**Written request**
Search the listing below for "After". Copy each matching line.

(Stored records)
################

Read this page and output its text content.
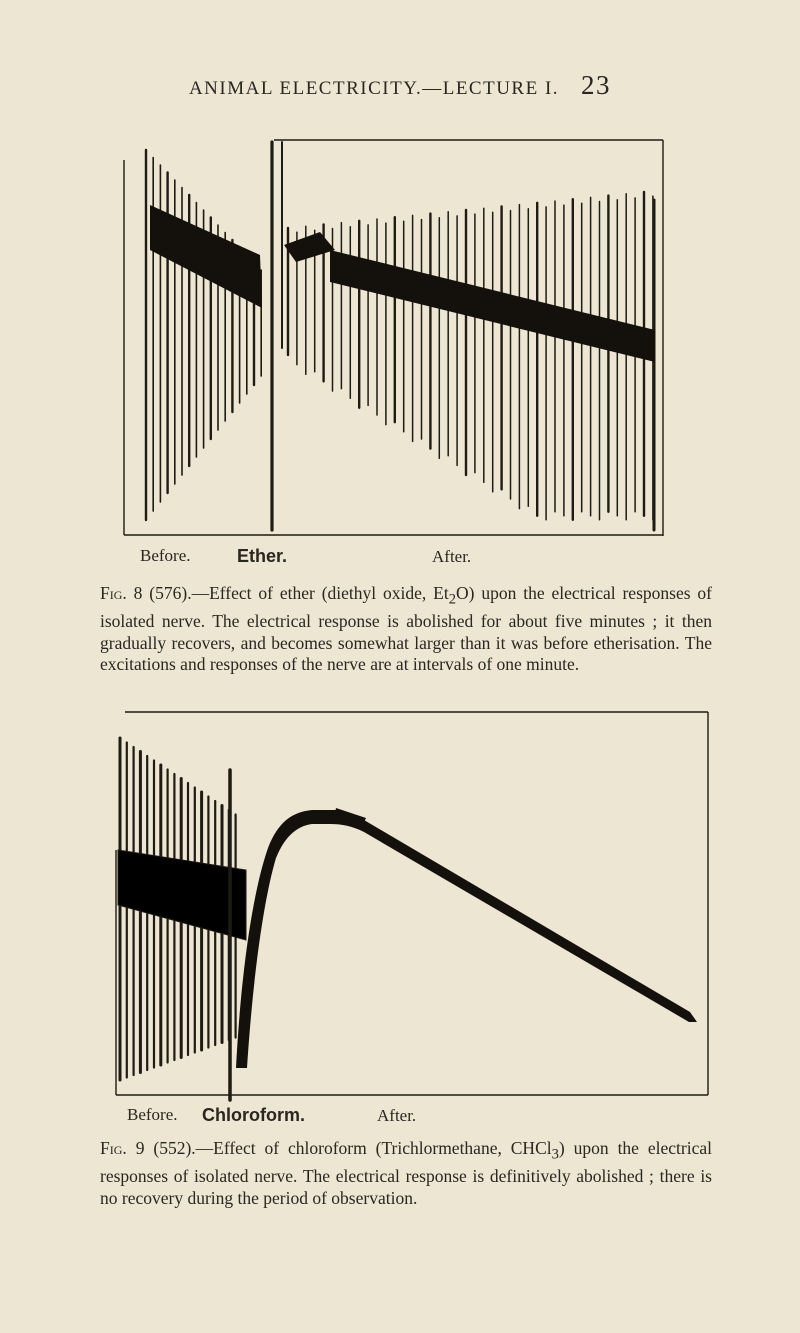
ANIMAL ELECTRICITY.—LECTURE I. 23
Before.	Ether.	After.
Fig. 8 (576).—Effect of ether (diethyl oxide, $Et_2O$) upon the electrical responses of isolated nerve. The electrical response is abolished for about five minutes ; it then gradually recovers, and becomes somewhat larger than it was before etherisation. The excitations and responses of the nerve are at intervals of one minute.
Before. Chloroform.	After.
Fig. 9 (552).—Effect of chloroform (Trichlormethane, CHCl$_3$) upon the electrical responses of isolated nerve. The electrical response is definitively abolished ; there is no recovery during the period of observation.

################

**Answer to this exercise**
Before.	Ether.	After.
Before. Chloroform.	After.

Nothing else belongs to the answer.